→ TASK INPUT:
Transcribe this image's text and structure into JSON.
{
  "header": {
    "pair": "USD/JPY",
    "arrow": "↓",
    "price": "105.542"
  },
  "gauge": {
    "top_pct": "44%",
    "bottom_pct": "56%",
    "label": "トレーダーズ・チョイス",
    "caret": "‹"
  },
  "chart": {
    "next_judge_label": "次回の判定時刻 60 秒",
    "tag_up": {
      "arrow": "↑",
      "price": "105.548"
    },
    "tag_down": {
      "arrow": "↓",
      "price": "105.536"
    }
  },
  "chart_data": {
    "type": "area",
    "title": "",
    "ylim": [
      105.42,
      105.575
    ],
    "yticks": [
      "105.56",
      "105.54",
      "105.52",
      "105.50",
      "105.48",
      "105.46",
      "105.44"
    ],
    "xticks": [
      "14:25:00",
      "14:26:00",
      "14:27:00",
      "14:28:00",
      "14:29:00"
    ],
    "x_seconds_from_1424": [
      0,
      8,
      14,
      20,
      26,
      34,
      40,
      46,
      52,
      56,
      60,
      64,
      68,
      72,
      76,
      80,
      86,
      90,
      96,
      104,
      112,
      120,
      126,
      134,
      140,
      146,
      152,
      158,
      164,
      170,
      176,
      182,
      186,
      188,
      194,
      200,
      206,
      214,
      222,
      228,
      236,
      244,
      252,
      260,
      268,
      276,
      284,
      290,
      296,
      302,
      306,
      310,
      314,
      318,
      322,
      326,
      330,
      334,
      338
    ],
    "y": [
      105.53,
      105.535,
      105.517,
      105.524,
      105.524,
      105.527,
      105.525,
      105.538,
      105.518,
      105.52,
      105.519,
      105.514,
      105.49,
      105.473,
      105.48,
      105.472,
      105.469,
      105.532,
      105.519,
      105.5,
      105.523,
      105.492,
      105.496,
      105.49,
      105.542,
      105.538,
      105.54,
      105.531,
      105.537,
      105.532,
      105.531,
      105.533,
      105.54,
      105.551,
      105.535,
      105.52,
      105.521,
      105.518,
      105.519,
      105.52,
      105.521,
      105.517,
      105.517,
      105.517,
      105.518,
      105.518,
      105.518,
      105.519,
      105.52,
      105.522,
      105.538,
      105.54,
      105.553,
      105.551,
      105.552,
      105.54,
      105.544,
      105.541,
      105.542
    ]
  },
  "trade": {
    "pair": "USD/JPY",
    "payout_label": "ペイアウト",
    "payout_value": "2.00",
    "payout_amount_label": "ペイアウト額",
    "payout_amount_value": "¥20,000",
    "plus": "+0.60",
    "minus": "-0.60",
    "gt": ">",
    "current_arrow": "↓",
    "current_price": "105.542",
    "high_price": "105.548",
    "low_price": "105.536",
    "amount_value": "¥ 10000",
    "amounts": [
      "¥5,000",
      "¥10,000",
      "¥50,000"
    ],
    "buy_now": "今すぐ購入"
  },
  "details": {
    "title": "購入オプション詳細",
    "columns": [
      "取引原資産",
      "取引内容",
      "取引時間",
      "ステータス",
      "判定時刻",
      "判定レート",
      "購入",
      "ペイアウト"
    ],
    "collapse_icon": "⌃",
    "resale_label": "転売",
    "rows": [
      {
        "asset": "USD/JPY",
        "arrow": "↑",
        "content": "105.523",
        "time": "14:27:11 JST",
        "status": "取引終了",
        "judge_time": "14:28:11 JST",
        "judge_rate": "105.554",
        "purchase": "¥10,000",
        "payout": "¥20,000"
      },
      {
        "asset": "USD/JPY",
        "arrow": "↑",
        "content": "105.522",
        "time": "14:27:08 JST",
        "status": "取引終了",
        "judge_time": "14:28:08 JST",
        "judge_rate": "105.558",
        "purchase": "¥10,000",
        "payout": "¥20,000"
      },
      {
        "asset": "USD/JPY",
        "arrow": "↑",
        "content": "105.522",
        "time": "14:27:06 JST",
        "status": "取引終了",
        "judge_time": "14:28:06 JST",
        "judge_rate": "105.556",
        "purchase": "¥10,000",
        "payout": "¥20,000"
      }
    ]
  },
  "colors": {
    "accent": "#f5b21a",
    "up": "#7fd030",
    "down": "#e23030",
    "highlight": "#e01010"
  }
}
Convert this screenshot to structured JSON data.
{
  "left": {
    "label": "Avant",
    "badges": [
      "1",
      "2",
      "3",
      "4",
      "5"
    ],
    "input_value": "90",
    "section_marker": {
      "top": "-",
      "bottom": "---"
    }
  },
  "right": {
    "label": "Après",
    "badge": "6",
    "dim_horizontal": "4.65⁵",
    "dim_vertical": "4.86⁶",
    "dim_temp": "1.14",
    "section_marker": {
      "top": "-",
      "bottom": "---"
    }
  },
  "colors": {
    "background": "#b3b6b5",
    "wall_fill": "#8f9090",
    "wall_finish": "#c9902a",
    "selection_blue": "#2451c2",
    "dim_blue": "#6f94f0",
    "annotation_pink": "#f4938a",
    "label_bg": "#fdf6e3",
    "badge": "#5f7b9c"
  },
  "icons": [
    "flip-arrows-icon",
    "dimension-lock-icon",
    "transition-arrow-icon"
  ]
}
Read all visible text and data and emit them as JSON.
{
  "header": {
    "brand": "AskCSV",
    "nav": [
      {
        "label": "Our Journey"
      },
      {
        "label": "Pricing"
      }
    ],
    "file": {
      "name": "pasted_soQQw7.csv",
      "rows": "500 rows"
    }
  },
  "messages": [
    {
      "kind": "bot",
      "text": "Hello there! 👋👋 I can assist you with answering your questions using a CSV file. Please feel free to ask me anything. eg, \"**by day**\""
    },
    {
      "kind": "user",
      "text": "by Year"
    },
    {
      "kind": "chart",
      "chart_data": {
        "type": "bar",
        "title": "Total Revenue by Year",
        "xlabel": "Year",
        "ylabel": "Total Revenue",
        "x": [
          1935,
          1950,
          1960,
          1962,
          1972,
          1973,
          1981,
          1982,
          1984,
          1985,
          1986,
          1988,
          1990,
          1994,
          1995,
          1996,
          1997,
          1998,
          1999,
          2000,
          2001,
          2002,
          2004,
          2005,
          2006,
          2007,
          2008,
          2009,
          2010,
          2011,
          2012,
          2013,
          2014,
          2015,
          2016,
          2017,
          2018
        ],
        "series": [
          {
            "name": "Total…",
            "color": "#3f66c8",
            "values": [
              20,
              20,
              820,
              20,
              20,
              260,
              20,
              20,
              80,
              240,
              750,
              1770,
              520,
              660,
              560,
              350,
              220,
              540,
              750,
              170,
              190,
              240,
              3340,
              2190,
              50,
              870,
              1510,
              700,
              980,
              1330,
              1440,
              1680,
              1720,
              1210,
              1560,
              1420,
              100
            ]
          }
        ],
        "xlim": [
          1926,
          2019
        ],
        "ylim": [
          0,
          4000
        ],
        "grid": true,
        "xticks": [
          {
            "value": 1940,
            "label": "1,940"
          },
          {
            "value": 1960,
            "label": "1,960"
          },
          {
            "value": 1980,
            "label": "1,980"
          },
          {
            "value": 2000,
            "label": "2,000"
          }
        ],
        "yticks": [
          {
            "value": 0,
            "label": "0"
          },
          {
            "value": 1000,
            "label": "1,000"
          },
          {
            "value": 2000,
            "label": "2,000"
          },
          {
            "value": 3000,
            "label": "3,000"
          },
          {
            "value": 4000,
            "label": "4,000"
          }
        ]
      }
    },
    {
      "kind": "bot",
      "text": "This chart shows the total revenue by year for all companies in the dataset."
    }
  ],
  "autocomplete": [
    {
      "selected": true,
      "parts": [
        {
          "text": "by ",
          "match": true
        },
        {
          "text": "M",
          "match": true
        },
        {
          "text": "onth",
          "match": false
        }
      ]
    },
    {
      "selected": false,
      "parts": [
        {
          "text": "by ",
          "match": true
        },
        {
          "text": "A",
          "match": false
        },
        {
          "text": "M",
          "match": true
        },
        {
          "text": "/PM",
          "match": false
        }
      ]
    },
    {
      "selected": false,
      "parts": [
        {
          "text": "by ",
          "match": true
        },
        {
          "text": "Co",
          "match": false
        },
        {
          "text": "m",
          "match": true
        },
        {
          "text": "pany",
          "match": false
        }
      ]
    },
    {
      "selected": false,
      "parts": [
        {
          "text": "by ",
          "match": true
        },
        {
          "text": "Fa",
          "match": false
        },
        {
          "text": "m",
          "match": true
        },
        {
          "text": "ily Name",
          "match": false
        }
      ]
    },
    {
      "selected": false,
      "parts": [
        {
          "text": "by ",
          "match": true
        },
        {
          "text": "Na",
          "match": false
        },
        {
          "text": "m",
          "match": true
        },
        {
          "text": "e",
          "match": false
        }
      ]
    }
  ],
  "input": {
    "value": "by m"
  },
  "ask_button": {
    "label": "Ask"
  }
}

→ GOAL: Filter for "JSON". Return all lines that hold it.

→ FULL RESPONSE:
Transcribe this image's text and structure into JSON.
Convert this screenshot to structured JSON data.
Read all visible text and data and emit them as JSON.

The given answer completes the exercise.